Of the lines in the data below, count the ones holding the string "structured", and answer with that number only.

Stored data:
•••

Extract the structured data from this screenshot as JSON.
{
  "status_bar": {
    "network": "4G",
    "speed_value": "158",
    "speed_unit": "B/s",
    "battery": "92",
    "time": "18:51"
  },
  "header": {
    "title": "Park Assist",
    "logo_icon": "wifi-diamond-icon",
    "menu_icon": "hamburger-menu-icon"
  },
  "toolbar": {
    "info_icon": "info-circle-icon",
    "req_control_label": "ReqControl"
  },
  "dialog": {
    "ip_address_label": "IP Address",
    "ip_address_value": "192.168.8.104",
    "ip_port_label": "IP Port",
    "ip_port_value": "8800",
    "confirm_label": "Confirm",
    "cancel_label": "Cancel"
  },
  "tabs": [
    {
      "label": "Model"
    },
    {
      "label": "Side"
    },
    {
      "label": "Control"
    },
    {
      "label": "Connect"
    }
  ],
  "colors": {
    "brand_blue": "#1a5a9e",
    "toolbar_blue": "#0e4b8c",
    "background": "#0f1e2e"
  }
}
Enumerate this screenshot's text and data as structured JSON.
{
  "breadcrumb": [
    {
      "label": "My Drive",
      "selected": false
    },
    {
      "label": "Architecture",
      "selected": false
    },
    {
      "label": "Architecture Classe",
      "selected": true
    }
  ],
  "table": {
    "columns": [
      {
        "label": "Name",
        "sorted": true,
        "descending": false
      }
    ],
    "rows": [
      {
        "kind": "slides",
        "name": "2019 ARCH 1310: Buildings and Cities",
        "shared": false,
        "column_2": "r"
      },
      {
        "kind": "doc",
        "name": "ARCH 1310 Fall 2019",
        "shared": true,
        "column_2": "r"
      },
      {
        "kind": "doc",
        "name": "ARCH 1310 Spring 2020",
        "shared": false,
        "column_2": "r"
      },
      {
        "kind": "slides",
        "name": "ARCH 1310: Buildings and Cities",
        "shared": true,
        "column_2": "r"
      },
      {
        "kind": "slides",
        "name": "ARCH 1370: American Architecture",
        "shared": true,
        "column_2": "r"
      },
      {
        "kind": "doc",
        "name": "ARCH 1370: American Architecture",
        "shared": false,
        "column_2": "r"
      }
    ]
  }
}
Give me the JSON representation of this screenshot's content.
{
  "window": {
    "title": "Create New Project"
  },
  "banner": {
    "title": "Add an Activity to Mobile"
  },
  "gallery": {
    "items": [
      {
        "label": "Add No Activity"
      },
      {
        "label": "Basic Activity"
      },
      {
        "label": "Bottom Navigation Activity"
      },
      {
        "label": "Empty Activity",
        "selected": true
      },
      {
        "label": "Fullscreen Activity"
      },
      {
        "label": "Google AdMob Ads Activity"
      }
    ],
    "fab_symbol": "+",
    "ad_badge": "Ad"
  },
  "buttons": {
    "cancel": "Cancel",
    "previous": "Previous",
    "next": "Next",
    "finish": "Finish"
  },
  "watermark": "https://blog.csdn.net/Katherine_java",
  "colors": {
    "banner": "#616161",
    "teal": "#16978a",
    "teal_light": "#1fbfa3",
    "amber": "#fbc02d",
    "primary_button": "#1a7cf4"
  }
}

•••

Finished answer
2